#### Exercise:
Would it be possible to write out each entry below exactly, without the pictures?

#### Input records:
** begin **

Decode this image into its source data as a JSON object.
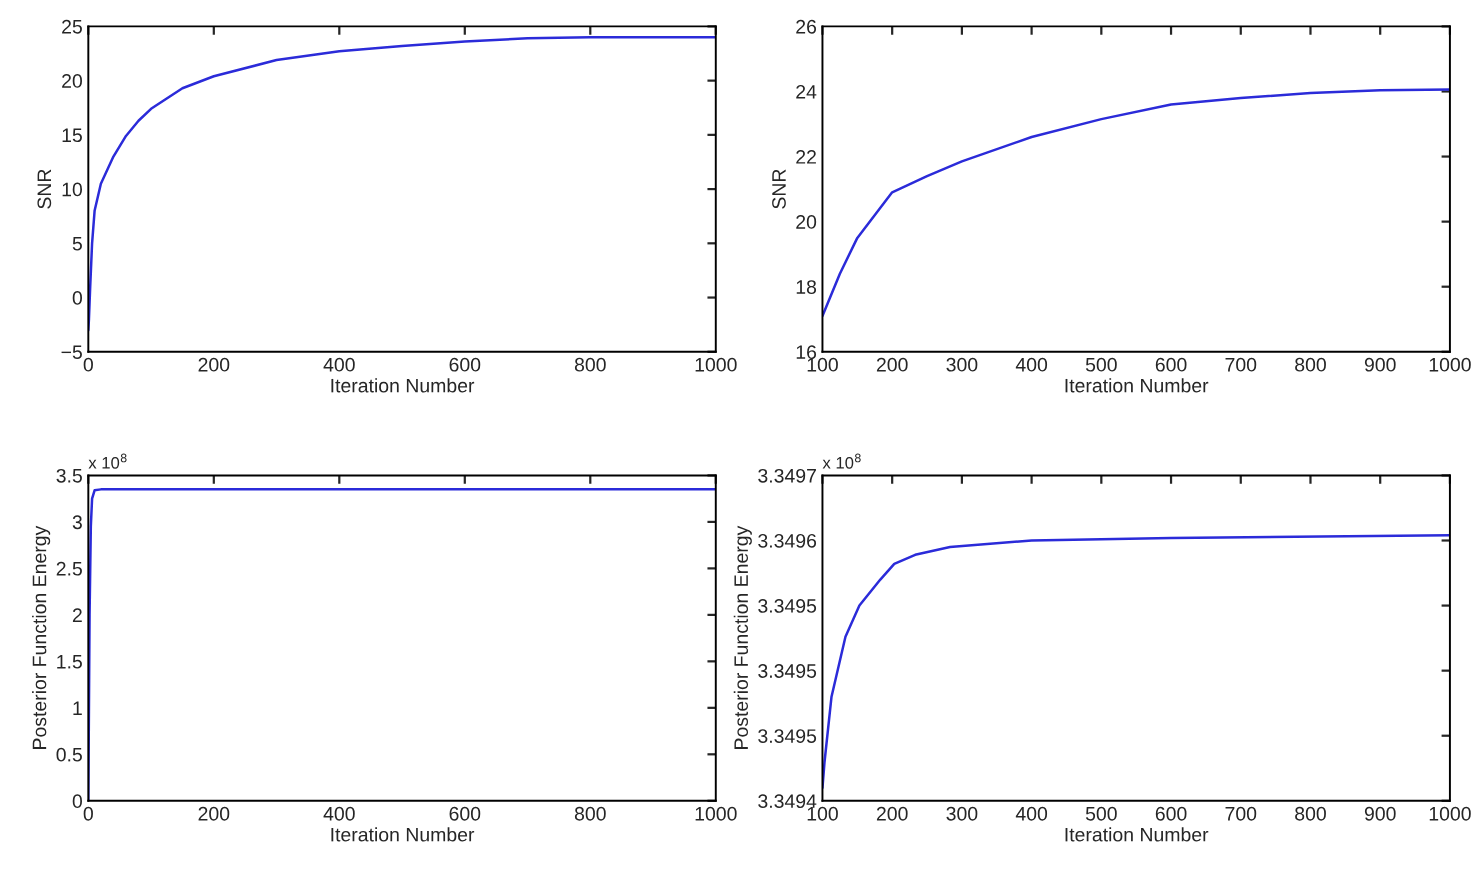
{
  "chart_data": [
    {
      "type": "line",
      "xlabel": "Iteration Number",
      "ylabel": "SNR",
      "xlim": [
        0,
        1000
      ],
      "ylim": [
        -5,
        25
      ],
      "xticks": [
        0,
        200,
        400,
        600,
        800,
        1000
      ],
      "yticks": [
        {
          "value": -5,
          "label": "−5"
        },
        0,
        5,
        10,
        15,
        20,
        25
      ],
      "grid": false,
      "x": [
        0,
        1,
        3,
        6,
        10,
        20,
        40,
        60,
        80,
        100,
        150,
        200,
        300,
        400,
        500,
        600,
        700,
        800,
        900,
        1000
      ],
      "series": [
        {
          "color": "#2b2bd9",
          "values": [
            -3,
            -2,
            1,
            5,
            8,
            10.5,
            13,
            14.9,
            16.3,
            17.4,
            19.3,
            20.4,
            21.9,
            22.7,
            23.2,
            23.6,
            23.9,
            24.0,
            24.0,
            24.0
          ]
        }
      ]
    },
    {
      "type": "line",
      "xlabel": "Iteration Number",
      "ylabel": "SNR",
      "xlim": [
        100,
        1000
      ],
      "ylim": [
        16,
        26
      ],
      "xticks": [
        100,
        200,
        300,
        400,
        500,
        600,
        700,
        800,
        900,
        1000
      ],
      "yticks": [
        16,
        18,
        20,
        22,
        24,
        26
      ],
      "grid": false,
      "x": [
        100,
        125,
        150,
        200,
        250,
        300,
        400,
        500,
        600,
        700,
        800,
        900,
        1000
      ],
      "series": [
        {
          "color": "#2b2bd9",
          "values": [
            17.1,
            18.4,
            19.5,
            20.9,
            21.4,
            21.85,
            22.6,
            23.15,
            23.6,
            23.8,
            23.95,
            24.04,
            24.06
          ]
        }
      ]
    },
    {
      "type": "line",
      "xlabel": "Iteration Number",
      "ylabel": "Posterior Function Energy",
      "xlim": [
        0,
        1000
      ],
      "ylim": [
        0,
        3.5
      ],
      "xticks": [
        0,
        200,
        400,
        600,
        800,
        1000
      ],
      "yticks": [
        0,
        0.5,
        1,
        1.5,
        2,
        2.5,
        3,
        3.5
      ],
      "grid": false,
      "annotations": [
        "x 10$^{8}$"
      ],
      "x": [
        0,
        2,
        4,
        6,
        10,
        20,
        100,
        1000
      ],
      "series": [
        {
          "color": "#2b2bd9",
          "values": [
            0,
            2.0,
            2.95,
            3.25,
            3.34,
            3.35,
            3.35,
            3.35
          ]
        }
      ]
    },
    {
      "type": "line",
      "xlabel": "Iteration Number",
      "ylabel": "Posterior Function Energy",
      "xlim": [
        100,
        1000
      ],
      "ylim": [
        3.3494,
        3.34965
      ],
      "xticks": [
        100,
        200,
        300,
        400,
        500,
        600,
        700,
        800,
        900,
        1000
      ],
      "yticks": [
        3.3494,
        {
          "value": 3.34945,
          "label": "3.3495"
        },
        3.3495,
        {
          "value": 3.34955,
          "label": "3.3495"
        },
        3.3496,
        {
          "value": 3.34965,
          "label": "3.3497"
        }
      ],
      "grid": false,
      "annotations": [
        "x 10$^{8}$"
      ],
      "x": [
        100,
        103,
        113,
        133,
        153,
        183,
        203,
        233,
        283,
        400,
        600,
        1000
      ],
      "series": [
        {
          "color": "#2b2bd9",
          "values": [
            3.34941,
            3.34943,
            3.34948,
            3.349526,
            3.34955,
            3.34957,
            3.349582,
            3.349589,
            3.349595,
            3.3496,
            3.349602,
            3.349604
          ]
        }
      ]
    }
  ]
}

** end **

#### Response to the exercise:
Decode this image into its source data as a JSON object.
{
  "chart_data": [
    {
      "type": "line",
      "xlabel": "Iteration Number",
      "ylabel": "SNR",
      "xlim": [
        0,
        1000
      ],
      "ylim": [
        -5,
        25
      ],
      "xticks": [
        0,
        200,
        400,
        600,
        800,
        1000
      ],
      "yticks": [
        {
          "value": -5,
          "label": "−5"
        },
        0,
        5,
        10,
        15,
        20,
        25
      ],
      "grid": false,
      "x": [
        0,
        1,
        3,
        6,
        10,
        20,
        40,
        60,
        80,
        100,
        150,
        200,
        300,
        400,
        500,
        600,
        700,
        800,
        900,
        1000
      ],
      "series": [
        {
          "color": "#2b2bd9",
          "values": [
            -3,
            -2,
            1,
            5,
            8,
            10.5,
            13,
            14.9,
            16.3,
            17.4,
            19.3,
            20.4,
            21.9,
            22.7,
            23.2,
            23.6,
            23.9,
            24.0,
            24.0,
            24.0
          ]
        }
      ]
    },
    {
      "type": "line",
      "xlabel": "Iteration Number",
      "ylabel": "SNR",
      "xlim": [
        100,
        1000
      ],
      "ylim": [
        16,
        26
      ],
      "xticks": [
        100,
        200,
        300,
        400,
        500,
        600,
        700,
        800,
        900,
        1000
      ],
      "yticks": [
        16,
        18,
        20,
        22,
        24,
        26
      ],
      "grid": false,
      "x": [
        100,
        125,
        150,
        200,
        250,
        300,
        400,
        500,
        600,
        700,
        800,
        900,
        1000
      ],
      "series": [
        {
          "color": "#2b2bd9",
          "values": [
            17.1,
            18.4,
            19.5,
            20.9,
            21.4,
            21.85,
            22.6,
            23.15,
            23.6,
            23.8,
            23.95,
            24.04,
            24.06
          ]
        }
      ]
    },
    {
      "type": "line",
      "xlabel": "Iteration Number",
      "ylabel": "Posterior Function Energy",
      "xlim": [
        0,
        1000
      ],
      "ylim": [
        0,
        3.5
      ],
      "xticks": [
        0,
        200,
        400,
        600,
        800,
        1000
      ],
      "yticks": [
        0,
        0.5,
        1,
        1.5,
        2,
        2.5,
        3,
        3.5
      ],
      "grid": false,
      "annotations": [
        "x 10$^{8}$"
      ],
      "x": [
        0,
        2,
        4,
        6,
        10,
        20,
        100,
        1000
      ],
      "series": [
        {
          "color": "#2b2bd9",
          "values": [
            0,
            2.0,
            2.95,
            3.25,
            3.34,
            3.35,
            3.35,
            3.35
          ]
        }
      ]
    },
    {
      "type": "line",
      "xlabel": "Iteration Number",
      "ylabel": "Posterior Function Energy",
      "xlim": [
        100,
        1000
      ],
      "ylim": [
        3.3494,
        3.34965
      ],
      "xticks": [
        100,
        200,
        300,
        400,
        500,
        600,
        700,
        800,
        900,
        1000
      ],
      "yticks": [
        3.3494,
        {
          "value": 3.34945,
          "label": "3.3495"
        },
        3.3495,
        {
          "value": 3.34955,
          "label": "3.3495"
        },
        3.3496,
        {
          "value": 3.34965,
          "label": "3.3497"
        }
      ],
      "grid": false,
      "annotations": [
        "x 10$^{8}$"
      ],
      "x": [
        100,
        103,
        113,
        133,
        153,
        183,
        203,
        233,
        283,
        400,
        600,
        1000
      ],
      "series": [
        {
          "color": "#2b2bd9",
          "values": [
            3.34941,
            3.34943,
            3.34948,
            3.349526,
            3.34955,
            3.34957,
            3.349582,
            3.349589,
            3.349595,
            3.3496,
            3.349602,
            3.349604
          ]
        }
      ]
    }
  ]
}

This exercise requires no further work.